Sulla’s first march on Rome Briefly, Sulla was still campaigning against the Italians when he received the news that command of the army about to be sent to the East to fight Mithradates, and which he had lobbied hard to be given, had been rescinded and given to his arch rival, Marius. Not only that, but the staff officer who brought the message was to replace him in his command against the Italians. When Sulla announced this to his assembled troops and introduced the staff officer his men promptly stoned the messenger to death and clamoured for Sulla to lead them on a march on Rome. No Roman had done this before. Armies were meant to be in the trust of a consul, until he was replaced and handed over command.

The model of insurrection Sulla marked the advent of a completely new type of conflict, war, leadership and politics. The later civil war between Caesar and Pompey and then between Caesar’s assassins and the second triumvirate, followed the model of military insurrection, seizure of the capital and paying off of personal scores established by Sulla. There are two eras in the history of the Republic – Before Sulla’s march on Rome in 88 BC, and Afterwards (p.71).

Sulla’s coup Sulla busted laws and conventions by a) leading his legions on Rome b) crossing the holy boundary, the pomerium, within which no Roman was meant to bear arms (p.72) c) actually sacking the city, commanding his troops to retaliate with fire arrows against civilians chucking roof tiles down on them. And once he had established martial law and set his soldiers at all key points d) he set about executing his opponents. Lists were published and opponents hacked down in public buildings or the streets.

Sulla’s arch enemy Marius fled south and then across the sea to Africa, where he planned a comeback and revenge.

Lucius Cornelius Cinna was one of the two consuls elected in 88 BC after Sulla had taken Rome. Cinna publicly criticised Sulla but then was forced to make a pledge, along with his fellow consul Octavius, not to remove any of Sulla’s legislation (p.70).

Having massacred his opponents or driven them into exile, Sulla finally sailed with his army for the East to deal with Mithradates’ rebellion. Cinna, one of the two consuls he left behind, promptly reneged on his promise not to tamper with Sulla’s laws but was forced out of Rome by his fellow consul Octavius who stayed loyal to his absent master. Once Sulla was out of Italy, Marius returned, joined forces with Cinna, and they marched on Rome and seized power. Cinna’s fellow consul, Octavius, was hacked down in his consul’s chair and his head brought to Cinna who displayed it from the public Rostrum. These were not the ways of the old Republic.

Having returned to Rome, Marius arranged to hold an unprecedented seventh consulship but was an old man, exhausted after a life of fighting, took to debauchery and was dead in a few weeks. And so Cinna now emerged as the regime’s new ‘strongman’ (p.117). He arranged, contrary to all the rules, to hold the consulship for three years in a row, precisely the kind of sustained grip on power which the constitution was supposed to prevent.

In other words, all restraint had been lost and Roman politics had descended to warlordism and gang warfare. Political life had been ‘brutalised’ says Holland, in a phrase which reminds me of the immediate post-war years in the Weimar Republic. Once that element of street violence has entered the political domain it is very hard to remove it because you’ve shown people who are prepared to use it, that it works.

When, after three years of campaigning against Mithradates and rebellious Greek cities, Sulla wound up his affairs in Greece and gave notice of returning with his legions to Italy, Cinna tried to rouse Rome’s home legions to resist him, but the troops mutinied and, in confused circumstances, Cinna was killed. So both Marius and Cinna were dead.

○ ○ ○ ○ ○ ○ ○

* **Your tasks**
a. Decide whether each statement agrees with the Sulla text, answering yes or no and quoting the deciding words: (i) Sulla's troops stoned the staff officer to death; (ii) Marius fled to Greece after Sulla took Rome; (iii) Cinna held the consulship for three years in a row.
b. Using the Sulla text, answer each question on its own line:
(i) In what year did Sulla march on Rome?
(ii) What is the holy boundary called within which no Roman was meant to bear arms?
(iii) Which consulship did Marius arrange to hold after returning to Rome?
The data items that come next are separate material and are not part of the Sulla text.

Data items:

○ ○ ○ ○ ○ ○ ○

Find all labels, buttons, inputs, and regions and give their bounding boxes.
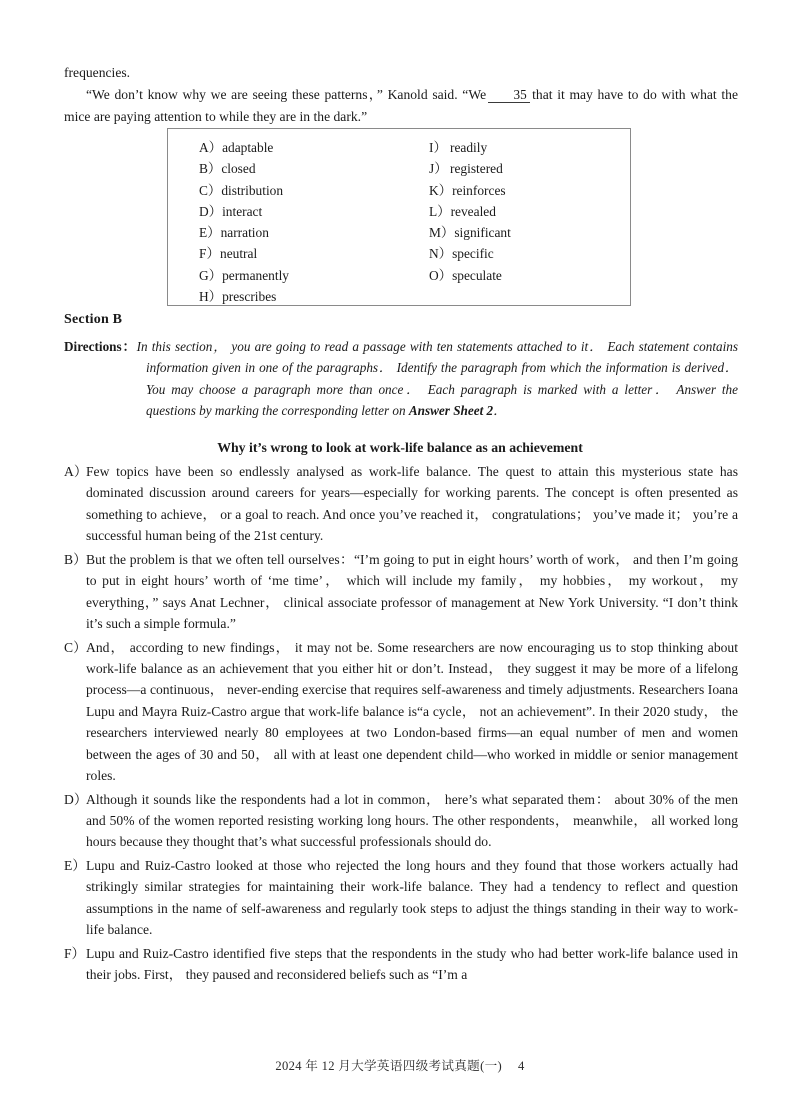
option-a-word: adaptable xyxy=(222,140,274,155)
option-f[interactable] xyxy=(199,243,289,264)
option-b[interactable] xyxy=(199,158,289,179)
paragraph-b-letter: B） xyxy=(64,551,87,567)
option-j[interactable] xyxy=(429,158,511,179)
option-m[interactable] xyxy=(429,222,511,243)
quote-paragraph xyxy=(64,84,738,128)
option-f-letter: F） xyxy=(199,246,220,262)
paragraph-c-text: And， according to new findings， it may not be. Some researchers are now encouraging us to stop thinking about work-life balance as an achievement that you either hit or don’t. Instead， they suggest it may be more of a lifelong process—a continuous， never-ending exercise that requires self-awareness and timely adjustments. Researchers Ioana Lupu and Mayra Ruiz-Castro argue that work-life balance is“a cycle， not an achievement”. In their 2020 study， the researchers interviewed nearly 80 employees at two London-based firms—an equal number of men and women between the ages of 30 and 50， all with at least one dependent child—who worked in middle or senior management roles. xyxy=(86,639,738,784)
paragraph-f xyxy=(64,943,738,986)
option-f-word: neutral xyxy=(220,246,258,262)
directions-text-part-two: ． xyxy=(493,403,507,419)
paragraph-b xyxy=(64,549,738,635)
option-n[interactable] xyxy=(429,243,511,264)
option-l-word: revealed xyxy=(450,203,496,219)
quote-part-one: “We don’t know why we are seeing these patterns，” Kanold said. “We xyxy=(86,86,487,102)
directions-block xyxy=(64,336,738,422)
option-d[interactable] xyxy=(199,201,289,222)
option-l-letter: L） xyxy=(429,203,451,219)
option-g-letter: G） xyxy=(199,267,223,283)
option-e[interactable] xyxy=(199,222,289,243)
answer-sheet-reference: Answer Sheet 2 xyxy=(408,403,494,419)
option-a[interactable] xyxy=(199,137,289,158)
option-k-word: reinforces xyxy=(452,182,506,198)
paragraph-d-text: Although it sounds like the respondents had a lot in common， here’s what separated them： about 30% of the men and 50% of the women reported resisting working long hours. The other respondents， meanwhile， all worked long hours because they thought that’s what successful professionals should do. xyxy=(86,791,738,850)
option-h[interactable] xyxy=(199,286,289,307)
option-a-letter: A） xyxy=(199,140,223,155)
paragraph-a xyxy=(64,461,738,547)
paragraph-a-text: Few topics have been so endlessly analysed as work-life balance. The quest to attain this mysterious state has dominated discussion around careers for years—especially for working parents. The concept is often presented as something to achieve， or a goal to reach. And once you’ve reached it， congratulations； you’ve made it； you’re a successful human being of the 21st century. xyxy=(86,464,738,544)
passage-title: Why it’s wrong to look at work-life balance as an achievement xyxy=(217,440,583,455)
paragraph-f-letter: F） xyxy=(64,945,86,961)
paragraph-e-letter: E） xyxy=(64,858,86,874)
paragraph-e-text: Lupu and Ruiz-Castro looked at those who rejected the long hours and they found that those workers actually had strikingly similar strategies for maintaining their work-life balance. They had a tendency to reflect and question assumptions in the name of self-awareness and regularly took steps to adjust the things standing in their way to work-life balance. xyxy=(86,858,738,938)
option-m-word: significant xyxy=(454,225,511,241)
option-e-letter: E） xyxy=(199,225,221,241)
word-bank-right-column xyxy=(429,137,511,286)
option-o-letter: O） xyxy=(429,267,453,283)
option-l[interactable] xyxy=(429,201,511,222)
paragraph-c-letter: C） xyxy=(64,639,87,655)
option-g[interactable] xyxy=(199,265,289,286)
option-e-word: narration xyxy=(220,225,269,241)
passage-paragraphs xyxy=(64,461,738,988)
paragraph-e xyxy=(64,855,738,941)
word-bank-left-column xyxy=(199,137,289,307)
top-text-block xyxy=(64,62,738,127)
page-footer xyxy=(0,1055,800,1074)
option-h-word: prescribes xyxy=(222,289,277,305)
option-h-letter: H） xyxy=(199,289,223,305)
option-g-word: permanently xyxy=(222,267,289,283)
carryover-line: frequencies. xyxy=(64,65,131,80)
option-b-word: closed xyxy=(221,161,256,177)
option-c[interactable] xyxy=(199,180,289,201)
option-j-word: registered xyxy=(450,161,503,177)
paragraph-c xyxy=(64,637,738,787)
quote-part-two: that it may have to do with what the mice are paying attention to while they are in the dark.” xyxy=(64,86,739,124)
paragraph-b-text: But the problem is that we often tell ourselves：“I’m going to put in eight hours’ worth of work， and then I’m going to put in eight hours’ worth of ‘me time’， which will include my family， my hobbies， my workout， my everything，” says Anat Lechner， clinical associate professor of management at New York University. “I don’t think it’s such a simple formula.” xyxy=(86,551,738,632)
option-n-letter: N） xyxy=(429,246,453,262)
directions-label: Directions： xyxy=(64,339,137,354)
option-k[interactable] xyxy=(429,180,511,201)
answer-blank-35[interactable]: 35 xyxy=(488,88,530,104)
option-i-word: readily xyxy=(450,140,488,155)
option-o-word: speculate xyxy=(452,267,502,283)
option-c-word: distribution xyxy=(221,182,284,198)
section-b-heading: Section B xyxy=(64,312,123,327)
directions-text-part-one: In this section， you are going to read a passage with ten statements attached to it． Each statement contains information given in one of the paragraphs． Identify the paragraph from which the information is derived． You may choose a paragraph more than once． Each paragraph is marked with a letter． Answer the questions by marking the corresponding letter on xyxy=(136,339,739,419)
option-k-letter: K） xyxy=(429,182,453,198)
option-n-word: specific xyxy=(452,246,494,262)
option-c-letter: C） xyxy=(199,182,222,198)
option-d-letter: D） xyxy=(199,203,223,219)
paragraph-d xyxy=(64,789,738,853)
paragraph-f-text: Lupu and Ruiz-Castro identified five steps that the respondents in the study who had better work-life balance used in their jobs. First， they paused and reconsidered beliefs such as “I’m a xyxy=(86,945,738,983)
option-j-letter: J） xyxy=(429,161,448,177)
footer-page-number: 4 xyxy=(517,1059,525,1073)
word-bank-box xyxy=(167,128,631,306)
option-i-letter: I） xyxy=(429,140,447,155)
option-b-letter: B） xyxy=(199,161,222,177)
directions-text xyxy=(137,339,738,418)
paragraph-a-letter: A） xyxy=(64,464,88,479)
option-d-word: interact xyxy=(222,203,263,219)
option-m-letter: M） xyxy=(429,225,455,241)
paragraph-d-letter: D） xyxy=(64,791,88,807)
option-o[interactable] xyxy=(429,265,511,286)
option-i[interactable] xyxy=(429,137,511,158)
footer-exam-title: 2024 年 12 月大学英语四级考试真题(一) xyxy=(275,1059,502,1073)
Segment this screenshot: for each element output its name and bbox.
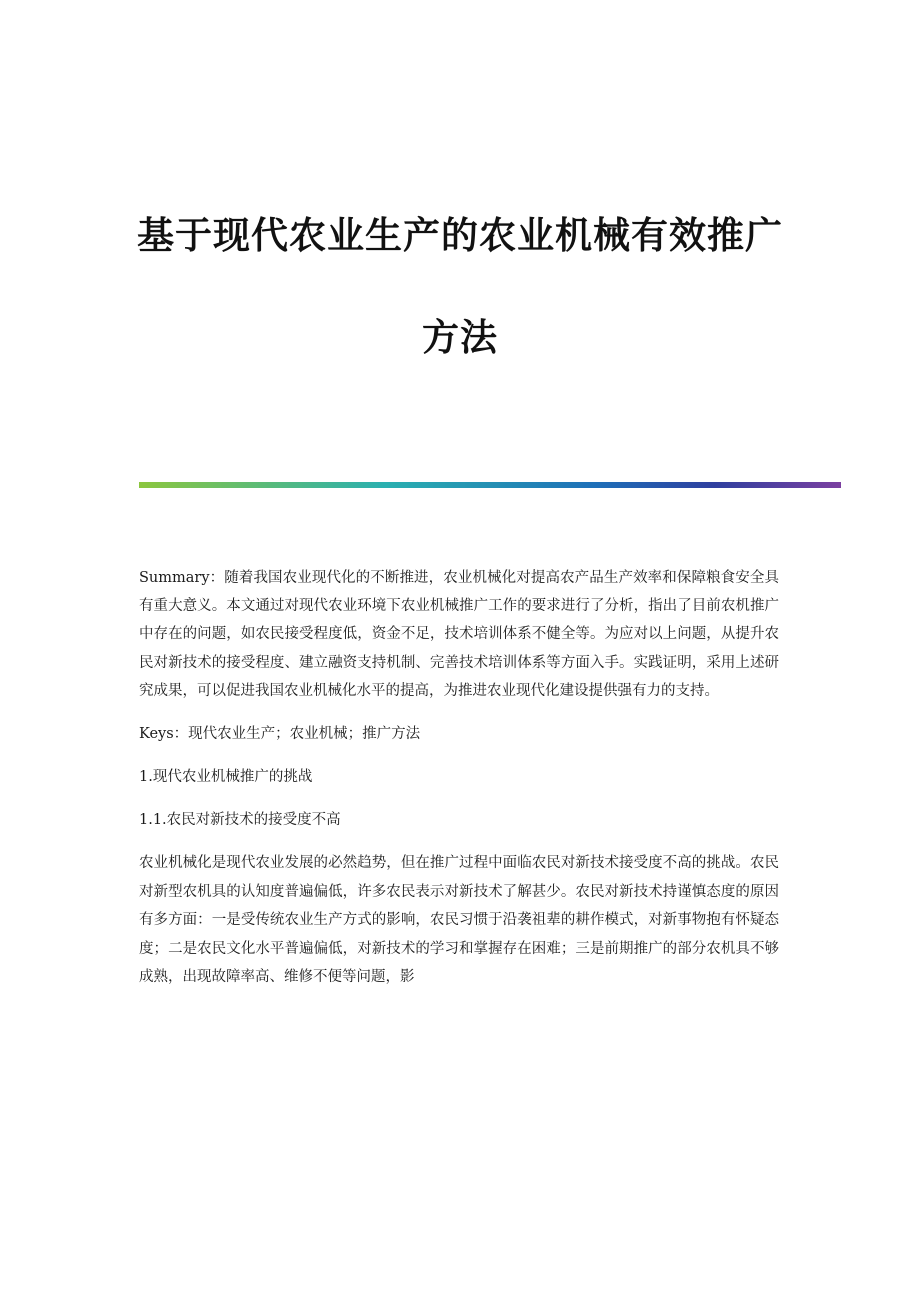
title-line-2: 方法 [422, 316, 498, 359]
document-body [139, 564, 779, 992]
keywords-line: Keys：现代农业生产；农业机械；推广方法 [139, 726, 421, 743]
summary-paragraph: Summary：随着我国农业现代化的不断推进，农业机械化对提高农产品生产效率和保障粮食安全具有重大意义。本文通过对现代农业环境下农业机械推广工作的要求进行了分析，指出了目前农机推广中存在的问题，如农民接受程度低，资金不足，技术培训体系不健全等。为应对以上问题，从提升农民对新技术的接受程度、建立融资支持机制、完善技术培训体系等方面入手。实践证明，采用上述研究成果，可以促进我国农业机械化水平的提高，为推进农业现代化建设提供强有力的支持。 [139, 570, 779, 699]
section-heading: 1.现代农业机械推广的挑战 [139, 769, 313, 786]
body-paragraph: 农业机械化是现代农业发展的必然趋势，但在推广过程中面临农民对新技术接受度不高的挑战。农民对新型农机具的认知度普遍偏低，许多农民表示对新技术了解甚少。农民对新技术持谨慎态度的原因有多方面：一是受传统农业生产方式的影响，农民习惯于沿袭祖辈的耕作模式，对新事物抱有怀疑态度；二是农民文化水平普遍偏低，对新技术的学习和掌握存在困难；三是前期推广的部分农机具不够成熟，出现故障率高、维修不便等问题，影 [139, 855, 779, 986]
title-line-1: 基于现代农业生产的农业机械有效推广 [137, 214, 783, 257]
subsection-heading: 1.1.农民对新技术的接受度不高 [139, 812, 341, 829]
gradient-divider [139, 482, 841, 488]
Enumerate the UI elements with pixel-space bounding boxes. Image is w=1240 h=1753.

○ ○ ○ ○ ○ ○ ○

* **Solved tasks**
a.
(i) Yes: "his men promptly stoned the messenger to death"
(ii) No: "fled south and then across the sea to Africa"
(iii) Yes: "to hold the consulship for three years in a row"

b.
(i) 88 BC
(ii) The pomerium
(iii) An unprecedented seventh consulship